(REQUIRED ACTION) For each line below, check for "Boheemen"; give only the total of lines where it occurs.

(Stored dataset items)

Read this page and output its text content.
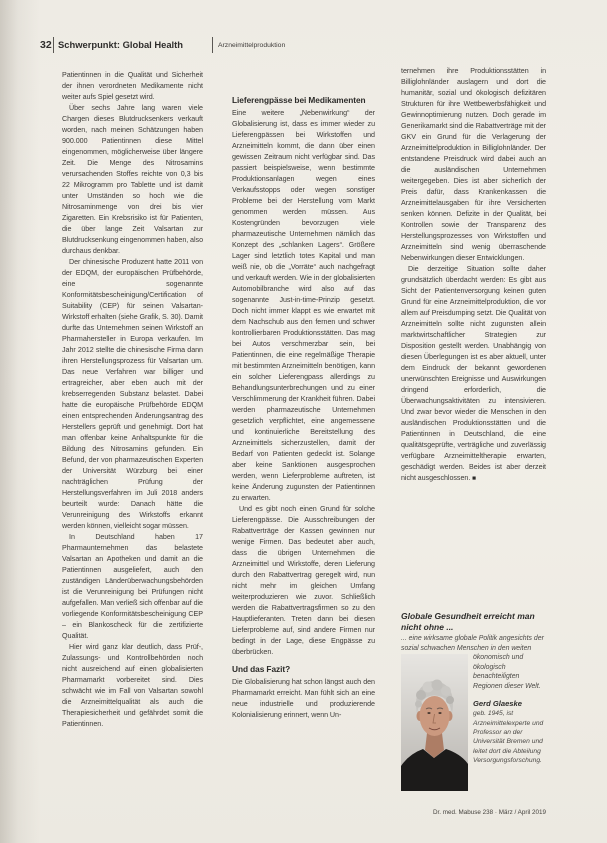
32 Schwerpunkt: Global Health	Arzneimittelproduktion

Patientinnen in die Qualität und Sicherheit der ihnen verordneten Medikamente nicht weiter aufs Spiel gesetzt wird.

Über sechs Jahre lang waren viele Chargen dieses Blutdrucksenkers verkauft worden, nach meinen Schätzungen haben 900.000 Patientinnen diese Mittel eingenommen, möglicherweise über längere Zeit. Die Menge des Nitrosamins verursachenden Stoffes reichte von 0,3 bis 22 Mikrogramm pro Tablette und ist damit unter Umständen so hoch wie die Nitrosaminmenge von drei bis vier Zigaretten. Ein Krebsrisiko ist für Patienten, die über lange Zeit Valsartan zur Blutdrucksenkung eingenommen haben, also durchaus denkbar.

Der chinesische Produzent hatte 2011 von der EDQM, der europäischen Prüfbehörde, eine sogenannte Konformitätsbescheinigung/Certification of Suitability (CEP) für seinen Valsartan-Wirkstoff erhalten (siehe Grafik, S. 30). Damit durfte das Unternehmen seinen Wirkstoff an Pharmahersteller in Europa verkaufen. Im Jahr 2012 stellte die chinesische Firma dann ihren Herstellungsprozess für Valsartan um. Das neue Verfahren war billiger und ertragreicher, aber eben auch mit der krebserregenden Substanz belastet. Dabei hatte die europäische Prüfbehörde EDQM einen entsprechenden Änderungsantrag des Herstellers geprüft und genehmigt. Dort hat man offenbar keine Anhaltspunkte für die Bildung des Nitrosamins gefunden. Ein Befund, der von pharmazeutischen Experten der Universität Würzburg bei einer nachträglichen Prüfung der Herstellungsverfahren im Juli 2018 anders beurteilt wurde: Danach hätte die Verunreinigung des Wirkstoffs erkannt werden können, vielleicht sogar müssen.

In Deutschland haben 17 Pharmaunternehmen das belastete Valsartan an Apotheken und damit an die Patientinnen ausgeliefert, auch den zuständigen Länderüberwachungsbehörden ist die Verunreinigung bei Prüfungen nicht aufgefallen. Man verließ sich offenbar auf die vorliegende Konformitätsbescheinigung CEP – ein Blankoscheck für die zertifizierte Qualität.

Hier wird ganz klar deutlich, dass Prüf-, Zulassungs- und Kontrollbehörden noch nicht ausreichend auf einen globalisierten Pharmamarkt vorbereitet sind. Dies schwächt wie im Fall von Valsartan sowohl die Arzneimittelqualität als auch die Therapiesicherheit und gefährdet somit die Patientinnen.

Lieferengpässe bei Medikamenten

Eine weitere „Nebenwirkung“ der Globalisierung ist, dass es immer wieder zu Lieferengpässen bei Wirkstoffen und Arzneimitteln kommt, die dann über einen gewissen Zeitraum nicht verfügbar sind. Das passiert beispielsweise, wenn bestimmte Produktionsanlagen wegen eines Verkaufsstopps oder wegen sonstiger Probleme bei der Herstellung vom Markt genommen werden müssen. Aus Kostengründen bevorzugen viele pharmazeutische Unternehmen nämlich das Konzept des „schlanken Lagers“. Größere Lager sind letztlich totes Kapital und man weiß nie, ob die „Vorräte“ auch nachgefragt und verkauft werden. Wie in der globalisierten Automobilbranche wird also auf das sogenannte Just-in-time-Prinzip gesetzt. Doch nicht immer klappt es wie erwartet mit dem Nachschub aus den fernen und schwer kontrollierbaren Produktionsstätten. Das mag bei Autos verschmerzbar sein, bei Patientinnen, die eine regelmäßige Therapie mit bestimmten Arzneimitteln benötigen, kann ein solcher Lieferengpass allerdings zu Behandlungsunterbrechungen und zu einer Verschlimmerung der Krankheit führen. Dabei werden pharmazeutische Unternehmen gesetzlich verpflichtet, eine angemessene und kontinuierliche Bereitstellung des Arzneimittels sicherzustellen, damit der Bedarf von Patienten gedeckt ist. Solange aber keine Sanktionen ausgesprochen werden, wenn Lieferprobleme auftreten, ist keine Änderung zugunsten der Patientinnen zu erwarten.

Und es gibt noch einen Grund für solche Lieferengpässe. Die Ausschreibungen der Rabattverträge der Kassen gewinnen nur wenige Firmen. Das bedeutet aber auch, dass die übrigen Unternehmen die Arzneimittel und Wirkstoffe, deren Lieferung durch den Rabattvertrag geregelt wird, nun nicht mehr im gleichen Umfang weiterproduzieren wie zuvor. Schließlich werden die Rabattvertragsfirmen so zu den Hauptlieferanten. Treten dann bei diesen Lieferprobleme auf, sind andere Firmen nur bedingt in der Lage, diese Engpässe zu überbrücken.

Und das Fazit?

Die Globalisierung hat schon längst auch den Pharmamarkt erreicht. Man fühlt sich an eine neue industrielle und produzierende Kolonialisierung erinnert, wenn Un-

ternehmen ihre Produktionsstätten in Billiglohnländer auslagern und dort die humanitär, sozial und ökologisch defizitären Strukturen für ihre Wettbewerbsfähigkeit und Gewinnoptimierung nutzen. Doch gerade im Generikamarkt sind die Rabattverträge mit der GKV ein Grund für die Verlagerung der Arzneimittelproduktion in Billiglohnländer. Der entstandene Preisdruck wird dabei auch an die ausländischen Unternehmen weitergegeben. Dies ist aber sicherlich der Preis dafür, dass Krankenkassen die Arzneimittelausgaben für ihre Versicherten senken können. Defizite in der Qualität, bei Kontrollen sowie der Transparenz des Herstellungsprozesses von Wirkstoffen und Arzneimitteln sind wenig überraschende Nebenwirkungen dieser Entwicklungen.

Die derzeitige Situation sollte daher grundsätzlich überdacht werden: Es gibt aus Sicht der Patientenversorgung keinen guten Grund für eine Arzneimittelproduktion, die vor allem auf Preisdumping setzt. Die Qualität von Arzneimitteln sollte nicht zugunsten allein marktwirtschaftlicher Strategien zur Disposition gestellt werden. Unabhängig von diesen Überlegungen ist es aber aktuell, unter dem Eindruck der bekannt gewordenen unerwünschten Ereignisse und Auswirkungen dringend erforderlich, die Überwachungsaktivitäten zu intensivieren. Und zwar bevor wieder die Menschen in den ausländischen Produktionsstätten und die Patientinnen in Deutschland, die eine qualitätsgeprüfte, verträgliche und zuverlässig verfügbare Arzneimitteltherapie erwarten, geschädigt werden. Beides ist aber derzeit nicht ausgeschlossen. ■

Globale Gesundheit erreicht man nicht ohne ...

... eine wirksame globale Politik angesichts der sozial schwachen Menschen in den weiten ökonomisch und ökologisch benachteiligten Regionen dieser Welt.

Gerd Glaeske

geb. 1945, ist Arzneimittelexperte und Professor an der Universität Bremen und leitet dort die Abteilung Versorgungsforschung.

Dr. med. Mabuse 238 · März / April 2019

---

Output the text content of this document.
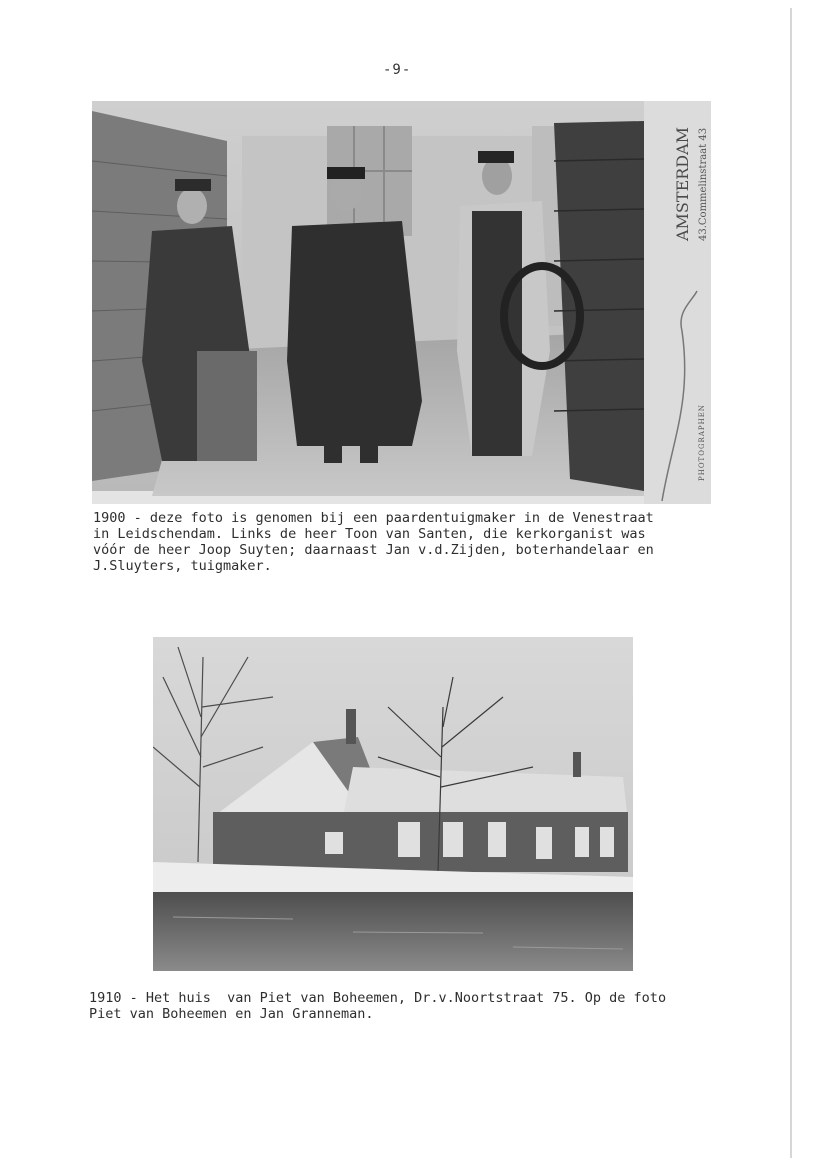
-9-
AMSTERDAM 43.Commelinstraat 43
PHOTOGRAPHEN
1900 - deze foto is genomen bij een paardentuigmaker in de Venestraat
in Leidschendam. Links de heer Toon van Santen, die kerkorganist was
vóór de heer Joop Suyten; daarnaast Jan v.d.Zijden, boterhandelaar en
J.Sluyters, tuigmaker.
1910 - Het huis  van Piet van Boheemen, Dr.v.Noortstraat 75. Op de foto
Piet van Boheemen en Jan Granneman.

(TASK SOLUTION) 2